Task details: Find the lines in these entries that include the word "оплата" and state how many there are, with no other words.

[Items from a dataset]
-=-=-=-=-

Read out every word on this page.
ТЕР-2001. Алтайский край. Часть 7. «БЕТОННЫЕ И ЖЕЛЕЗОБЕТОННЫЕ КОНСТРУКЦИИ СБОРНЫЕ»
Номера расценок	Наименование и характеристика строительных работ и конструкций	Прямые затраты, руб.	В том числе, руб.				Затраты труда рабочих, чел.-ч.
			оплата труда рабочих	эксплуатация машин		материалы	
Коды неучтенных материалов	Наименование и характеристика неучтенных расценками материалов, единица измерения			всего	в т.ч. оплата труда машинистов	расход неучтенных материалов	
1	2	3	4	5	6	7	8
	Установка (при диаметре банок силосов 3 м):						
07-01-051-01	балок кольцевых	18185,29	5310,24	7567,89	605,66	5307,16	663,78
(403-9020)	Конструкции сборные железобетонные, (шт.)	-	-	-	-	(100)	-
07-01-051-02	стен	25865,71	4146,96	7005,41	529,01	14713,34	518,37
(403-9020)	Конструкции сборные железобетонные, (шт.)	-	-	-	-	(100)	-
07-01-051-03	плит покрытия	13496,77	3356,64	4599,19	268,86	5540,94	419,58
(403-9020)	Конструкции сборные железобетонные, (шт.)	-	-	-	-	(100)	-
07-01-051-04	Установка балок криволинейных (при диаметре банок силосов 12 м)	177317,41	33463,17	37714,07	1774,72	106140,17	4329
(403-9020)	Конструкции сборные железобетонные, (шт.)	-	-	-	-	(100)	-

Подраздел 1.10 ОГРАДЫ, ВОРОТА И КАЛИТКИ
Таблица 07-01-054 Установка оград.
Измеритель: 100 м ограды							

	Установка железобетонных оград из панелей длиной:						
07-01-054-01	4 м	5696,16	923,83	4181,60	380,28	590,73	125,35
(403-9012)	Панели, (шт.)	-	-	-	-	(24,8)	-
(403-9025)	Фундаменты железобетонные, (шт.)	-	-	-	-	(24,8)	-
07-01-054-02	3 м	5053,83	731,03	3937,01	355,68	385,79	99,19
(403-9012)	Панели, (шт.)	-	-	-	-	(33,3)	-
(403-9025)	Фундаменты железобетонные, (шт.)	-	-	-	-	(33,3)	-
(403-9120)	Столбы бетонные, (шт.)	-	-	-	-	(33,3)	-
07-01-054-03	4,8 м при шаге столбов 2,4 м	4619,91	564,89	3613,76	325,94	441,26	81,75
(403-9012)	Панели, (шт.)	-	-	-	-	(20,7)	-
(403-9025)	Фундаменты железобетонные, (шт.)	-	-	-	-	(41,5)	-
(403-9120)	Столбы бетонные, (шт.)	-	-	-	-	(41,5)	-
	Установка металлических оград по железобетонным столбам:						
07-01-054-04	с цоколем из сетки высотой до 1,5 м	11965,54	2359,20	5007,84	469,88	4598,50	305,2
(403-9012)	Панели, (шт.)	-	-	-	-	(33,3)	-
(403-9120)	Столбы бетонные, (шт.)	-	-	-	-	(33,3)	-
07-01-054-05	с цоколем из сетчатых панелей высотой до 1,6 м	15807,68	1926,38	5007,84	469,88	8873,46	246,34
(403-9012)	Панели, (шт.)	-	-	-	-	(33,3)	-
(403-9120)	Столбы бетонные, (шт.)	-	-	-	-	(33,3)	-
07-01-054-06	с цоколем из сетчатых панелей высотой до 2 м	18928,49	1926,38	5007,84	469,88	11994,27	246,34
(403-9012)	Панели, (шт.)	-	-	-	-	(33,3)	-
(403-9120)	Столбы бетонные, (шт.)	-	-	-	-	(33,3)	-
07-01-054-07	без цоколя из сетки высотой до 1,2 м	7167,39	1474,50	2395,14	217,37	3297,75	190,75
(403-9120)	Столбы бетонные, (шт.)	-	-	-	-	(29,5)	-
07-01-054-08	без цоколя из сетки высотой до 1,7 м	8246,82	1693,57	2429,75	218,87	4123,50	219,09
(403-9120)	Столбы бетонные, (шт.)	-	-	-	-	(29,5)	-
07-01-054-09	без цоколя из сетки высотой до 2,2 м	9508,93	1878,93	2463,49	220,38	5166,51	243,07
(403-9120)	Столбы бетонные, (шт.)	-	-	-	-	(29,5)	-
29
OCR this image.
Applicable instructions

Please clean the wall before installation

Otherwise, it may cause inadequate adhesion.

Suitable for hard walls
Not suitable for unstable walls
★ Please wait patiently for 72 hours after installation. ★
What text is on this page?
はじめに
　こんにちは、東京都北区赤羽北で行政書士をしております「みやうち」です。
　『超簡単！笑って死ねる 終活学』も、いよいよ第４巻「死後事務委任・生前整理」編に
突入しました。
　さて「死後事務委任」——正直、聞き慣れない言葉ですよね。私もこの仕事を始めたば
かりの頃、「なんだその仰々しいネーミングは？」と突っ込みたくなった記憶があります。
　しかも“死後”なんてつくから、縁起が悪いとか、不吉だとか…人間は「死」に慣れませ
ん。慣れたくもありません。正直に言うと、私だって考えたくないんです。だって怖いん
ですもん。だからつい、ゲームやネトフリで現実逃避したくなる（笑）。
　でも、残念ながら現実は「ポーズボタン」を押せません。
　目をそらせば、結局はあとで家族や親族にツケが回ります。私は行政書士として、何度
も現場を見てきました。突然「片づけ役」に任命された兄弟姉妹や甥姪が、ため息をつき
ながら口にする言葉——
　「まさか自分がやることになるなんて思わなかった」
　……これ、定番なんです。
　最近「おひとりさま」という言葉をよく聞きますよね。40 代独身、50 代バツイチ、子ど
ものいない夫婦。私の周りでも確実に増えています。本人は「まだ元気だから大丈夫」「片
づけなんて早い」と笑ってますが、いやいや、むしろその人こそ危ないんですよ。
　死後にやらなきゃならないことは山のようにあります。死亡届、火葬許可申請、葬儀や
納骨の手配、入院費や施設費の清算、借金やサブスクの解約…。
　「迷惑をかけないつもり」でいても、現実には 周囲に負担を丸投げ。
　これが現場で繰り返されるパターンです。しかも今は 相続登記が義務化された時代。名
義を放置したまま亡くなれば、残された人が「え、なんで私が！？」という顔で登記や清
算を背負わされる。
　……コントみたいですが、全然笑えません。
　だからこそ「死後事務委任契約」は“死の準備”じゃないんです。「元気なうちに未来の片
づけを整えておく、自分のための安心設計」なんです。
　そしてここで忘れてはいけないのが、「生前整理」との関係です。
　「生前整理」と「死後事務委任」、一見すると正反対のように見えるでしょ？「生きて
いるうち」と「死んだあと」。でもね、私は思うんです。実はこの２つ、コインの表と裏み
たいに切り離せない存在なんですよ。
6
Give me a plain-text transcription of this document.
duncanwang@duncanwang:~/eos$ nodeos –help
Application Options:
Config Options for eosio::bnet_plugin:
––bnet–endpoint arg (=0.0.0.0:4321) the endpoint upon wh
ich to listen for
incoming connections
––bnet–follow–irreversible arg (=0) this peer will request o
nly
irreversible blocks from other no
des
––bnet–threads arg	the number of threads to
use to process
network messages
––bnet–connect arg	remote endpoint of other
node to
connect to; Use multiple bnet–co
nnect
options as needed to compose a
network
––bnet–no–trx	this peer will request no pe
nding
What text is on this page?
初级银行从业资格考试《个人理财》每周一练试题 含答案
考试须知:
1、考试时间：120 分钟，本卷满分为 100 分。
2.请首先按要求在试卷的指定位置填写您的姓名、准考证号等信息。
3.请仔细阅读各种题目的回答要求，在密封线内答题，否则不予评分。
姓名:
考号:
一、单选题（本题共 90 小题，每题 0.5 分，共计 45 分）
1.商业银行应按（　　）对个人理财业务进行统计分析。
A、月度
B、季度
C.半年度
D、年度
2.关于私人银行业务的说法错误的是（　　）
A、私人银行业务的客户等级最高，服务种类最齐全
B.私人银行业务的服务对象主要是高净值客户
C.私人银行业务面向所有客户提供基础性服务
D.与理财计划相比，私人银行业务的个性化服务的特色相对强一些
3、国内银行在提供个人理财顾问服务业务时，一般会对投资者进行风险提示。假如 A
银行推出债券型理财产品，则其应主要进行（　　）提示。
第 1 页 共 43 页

-=-=-=-=-

The result: 2